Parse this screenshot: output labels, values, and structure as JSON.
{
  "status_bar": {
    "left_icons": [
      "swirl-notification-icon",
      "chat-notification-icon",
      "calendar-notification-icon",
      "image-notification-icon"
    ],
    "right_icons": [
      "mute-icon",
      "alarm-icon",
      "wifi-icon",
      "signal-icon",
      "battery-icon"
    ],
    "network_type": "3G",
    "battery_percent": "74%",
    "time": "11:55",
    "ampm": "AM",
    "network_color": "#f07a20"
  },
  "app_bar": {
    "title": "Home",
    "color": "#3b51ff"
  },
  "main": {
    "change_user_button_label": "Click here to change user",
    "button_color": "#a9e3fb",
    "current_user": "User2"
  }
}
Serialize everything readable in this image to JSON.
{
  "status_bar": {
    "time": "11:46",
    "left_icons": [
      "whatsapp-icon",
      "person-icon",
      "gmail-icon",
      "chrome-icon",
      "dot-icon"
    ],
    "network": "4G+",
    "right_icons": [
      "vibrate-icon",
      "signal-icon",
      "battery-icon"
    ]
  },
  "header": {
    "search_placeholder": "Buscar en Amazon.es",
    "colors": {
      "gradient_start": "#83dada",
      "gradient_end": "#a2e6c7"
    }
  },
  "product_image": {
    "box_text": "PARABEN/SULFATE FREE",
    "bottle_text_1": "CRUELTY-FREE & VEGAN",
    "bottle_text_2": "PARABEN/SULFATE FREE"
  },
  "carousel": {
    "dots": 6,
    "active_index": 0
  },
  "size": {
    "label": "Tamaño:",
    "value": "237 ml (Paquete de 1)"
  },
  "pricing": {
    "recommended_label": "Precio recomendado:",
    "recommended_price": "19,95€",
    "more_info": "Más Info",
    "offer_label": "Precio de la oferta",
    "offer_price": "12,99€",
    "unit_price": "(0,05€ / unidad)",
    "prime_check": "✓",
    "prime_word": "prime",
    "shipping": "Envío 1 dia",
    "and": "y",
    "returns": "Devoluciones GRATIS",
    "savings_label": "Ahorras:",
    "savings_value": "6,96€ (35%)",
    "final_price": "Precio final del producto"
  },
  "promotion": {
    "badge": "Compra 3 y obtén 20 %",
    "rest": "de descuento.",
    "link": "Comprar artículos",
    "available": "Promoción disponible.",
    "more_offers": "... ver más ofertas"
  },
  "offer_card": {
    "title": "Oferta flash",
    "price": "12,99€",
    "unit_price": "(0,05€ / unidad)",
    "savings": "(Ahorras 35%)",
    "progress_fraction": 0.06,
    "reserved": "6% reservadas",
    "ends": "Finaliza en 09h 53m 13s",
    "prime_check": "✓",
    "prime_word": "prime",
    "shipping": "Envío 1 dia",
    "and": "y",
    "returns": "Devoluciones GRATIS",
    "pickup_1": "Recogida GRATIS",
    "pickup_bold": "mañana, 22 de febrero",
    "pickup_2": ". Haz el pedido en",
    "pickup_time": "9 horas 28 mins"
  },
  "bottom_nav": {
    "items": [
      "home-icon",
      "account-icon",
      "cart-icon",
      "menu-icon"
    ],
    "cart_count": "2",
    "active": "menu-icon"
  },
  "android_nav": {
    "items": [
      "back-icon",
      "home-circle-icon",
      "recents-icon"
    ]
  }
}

- **TASK INSTRUCTIONS**
All of the records must be retyped exactly as they are.

- **ANSWER TO THIS PROBLEM**
Parse this screenshot: output labels, values, and structure as JSON.
{
  "status_bar": {
    "left_icons": [
      "swirl-notification-icon",
      "chat-notification-icon",
      "calendar-notification-icon",
      "image-notification-icon"
    ],
    "right_icons": [
      "mute-icon",
      "alarm-icon",
      "wifi-icon",
      "signal-icon",
      "battery-icon"
    ],
    "network_type": "3G",
    "battery_percent": "74%",
    "time": "11:55",
    "ampm": "AM",
    "network_color": "#f07a20"
  },
  "app_bar": {
    "title": "Home",
    "color": "#3b51ff"
  },
  "main": {
    "change_user_button_label": "Click here to change user",
    "button_color": "#a9e3fb",
    "current_user": "User2"
  }
}
Serialize everything readable in this image to JSON.
{
  "status_bar": {
    "time": "11:46",
    "left_icons": [
      "whatsapp-icon",
      "person-icon",
      "gmail-icon",
      "chrome-icon",
      "dot-icon"
    ],
    "network": "4G+",
    "right_icons": [
      "vibrate-icon",
      "signal-icon",
      "battery-icon"
    ]
  },
  "header": {
    "search_placeholder": "Buscar en Amazon.es",
    "colors": {
      "gradient_start": "#83dada",
      "gradient_end": "#a2e6c7"
    }
  },
  "product_image": {
    "box_text": "PARABEN/SULFATE FREE",
    "bottle_text_1": "CRUELTY-FREE & VEGAN",
    "bottle_text_2": "PARABEN/SULFATE FREE"
  },
  "carousel": {
    "dots": 6,
    "active_index": 0
  },
  "size": {
    "label": "Tamaño:",
    "value": "237 ml (Paquete de 1)"
  },
  "pricing": {
    "recommended_label": "Precio recomendado:",
    "recommended_price": "19,95€",
    "more_info": "Más Info",
    "offer_label": "Precio de la oferta",
    "offer_price": "12,99€",
    "unit_price": "(0,05€ / unidad)",
    "prime_check": "✓",
    "prime_word": "prime",
    "shipping": "Envío 1 dia",
    "and": "y",
    "returns": "Devoluciones GRATIS",
    "savings_label": "Ahorras:",
    "savings_value": "6,96€ (35%)",
    "final_price": "Precio final del producto"
  },
  "promotion": {
    "badge": "Compra 3 y obtén 20 %",
    "rest": "de descuento.",
    "link": "Comprar artículos",
    "available": "Promoción disponible.",
    "more_offers": "... ver más ofertas"
  },
  "offer_card": {
    "title": "Oferta flash",
    "price": "12,99€",
    "unit_price": "(0,05€ / unidad)",
    "savings": "(Ahorras 35%)",
    "progress_fraction": 0.06,
    "reserved": "6% reservadas",
    "ends": "Finaliza en 09h 53m 13s",
    "prime_check": "✓",
    "prime_word": "prime",
    "shipping": "Envío 1 dia",
    "and": "y",
    "returns": "Devoluciones GRATIS",
    "pickup_1": "Recogida GRATIS",
    "pickup_bold": "mañana, 22 de febrero",
    "pickup_2": ". Haz el pedido en",
    "pickup_time": "9 horas 28 mins"
  },
  "bottom_nav": {
    "items": [
      "home-icon",
      "account-icon",
      "cart-icon",
      "menu-icon"
    ],
    "cart_count": "2",
    "active": "menu-icon"
  },
  "android_nav": {
    "items": [
      "back-icon",
      "home-circle-icon",
      "recents-icon"
    ]
  }
}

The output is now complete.